:: DATASET EXCERPTS

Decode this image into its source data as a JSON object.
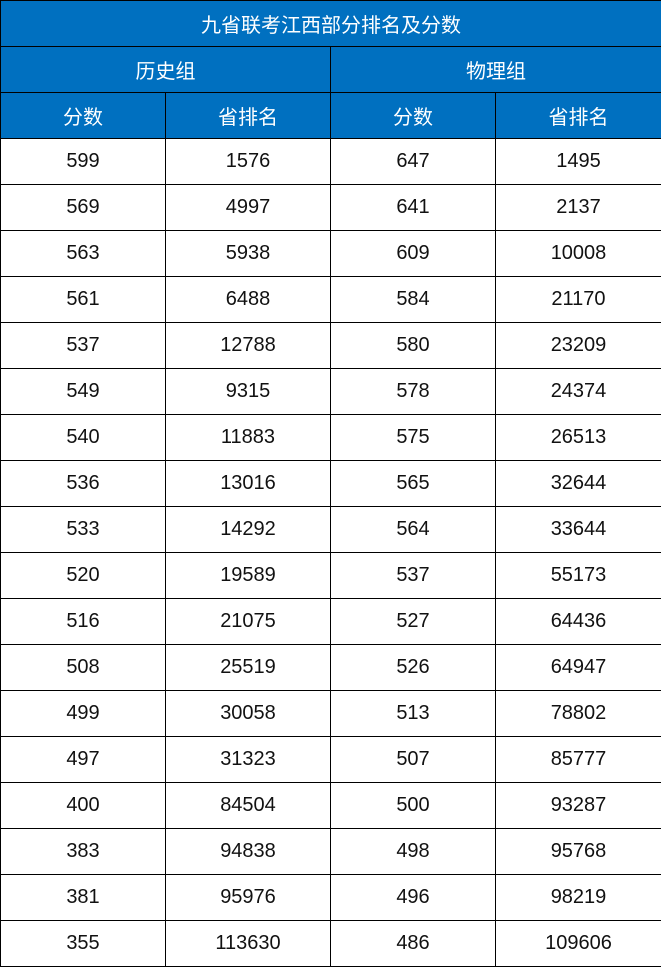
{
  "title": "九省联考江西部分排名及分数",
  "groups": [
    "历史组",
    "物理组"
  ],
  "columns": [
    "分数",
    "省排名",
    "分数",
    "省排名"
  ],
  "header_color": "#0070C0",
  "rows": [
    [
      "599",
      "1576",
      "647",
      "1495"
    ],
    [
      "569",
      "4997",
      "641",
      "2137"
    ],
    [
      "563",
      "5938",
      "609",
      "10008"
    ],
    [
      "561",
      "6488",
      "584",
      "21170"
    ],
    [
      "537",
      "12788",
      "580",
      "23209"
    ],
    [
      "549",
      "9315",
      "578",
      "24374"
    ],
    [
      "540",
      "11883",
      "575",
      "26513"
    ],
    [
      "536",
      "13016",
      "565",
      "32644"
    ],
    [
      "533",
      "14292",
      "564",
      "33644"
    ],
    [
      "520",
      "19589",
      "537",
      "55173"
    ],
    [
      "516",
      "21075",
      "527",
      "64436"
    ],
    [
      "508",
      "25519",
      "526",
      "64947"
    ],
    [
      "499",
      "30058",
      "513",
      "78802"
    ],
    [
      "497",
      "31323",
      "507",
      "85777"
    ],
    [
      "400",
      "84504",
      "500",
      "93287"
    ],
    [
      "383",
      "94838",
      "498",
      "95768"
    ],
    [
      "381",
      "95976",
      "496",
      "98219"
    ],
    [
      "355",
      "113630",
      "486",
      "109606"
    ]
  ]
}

::::

WHAT IS BEING ASKED:
Leave out the pictures and print each record exactly as it stands.

ANSWER IN FULL:
Decode this image into its source data as a JSON object.
{
  "title": "九省联考江西部分排名及分数",
  "groups": [
    "历史组",
    "物理组"
  ],
  "columns": [
    "分数",
    "省排名",
    "分数",
    "省排名"
  ],
  "header_color": "#0070C0",
  "rows": [
    [
      "599",
      "1576",
      "647",
      "1495"
    ],
    [
      "569",
      "4997",
      "641",
      "2137"
    ],
    [
      "563",
      "5938",
      "609",
      "10008"
    ],
    [
      "561",
      "6488",
      "584",
      "21170"
    ],
    [
      "537",
      "12788",
      "580",
      "23209"
    ],
    [
      "549",
      "9315",
      "578",
      "24374"
    ],
    [
      "540",
      "11883",
      "575",
      "26513"
    ],
    [
      "536",
      "13016",
      "565",
      "32644"
    ],
    [
      "533",
      "14292",
      "564",
      "33644"
    ],
    [
      "520",
      "19589",
      "537",
      "55173"
    ],
    [
      "516",
      "21075",
      "527",
      "64436"
    ],
    [
      "508",
      "25519",
      "526",
      "64947"
    ],
    [
      "499",
      "30058",
      "513",
      "78802"
    ],
    [
      "497",
      "31323",
      "507",
      "85777"
    ],
    [
      "400",
      "84504",
      "500",
      "93287"
    ],
    [
      "383",
      "94838",
      "498",
      "95768"
    ],
    [
      "381",
      "95976",
      "496",
      "98219"
    ],
    [
      "355",
      "113630",
      "486",
      "109606"
    ]
  ]
}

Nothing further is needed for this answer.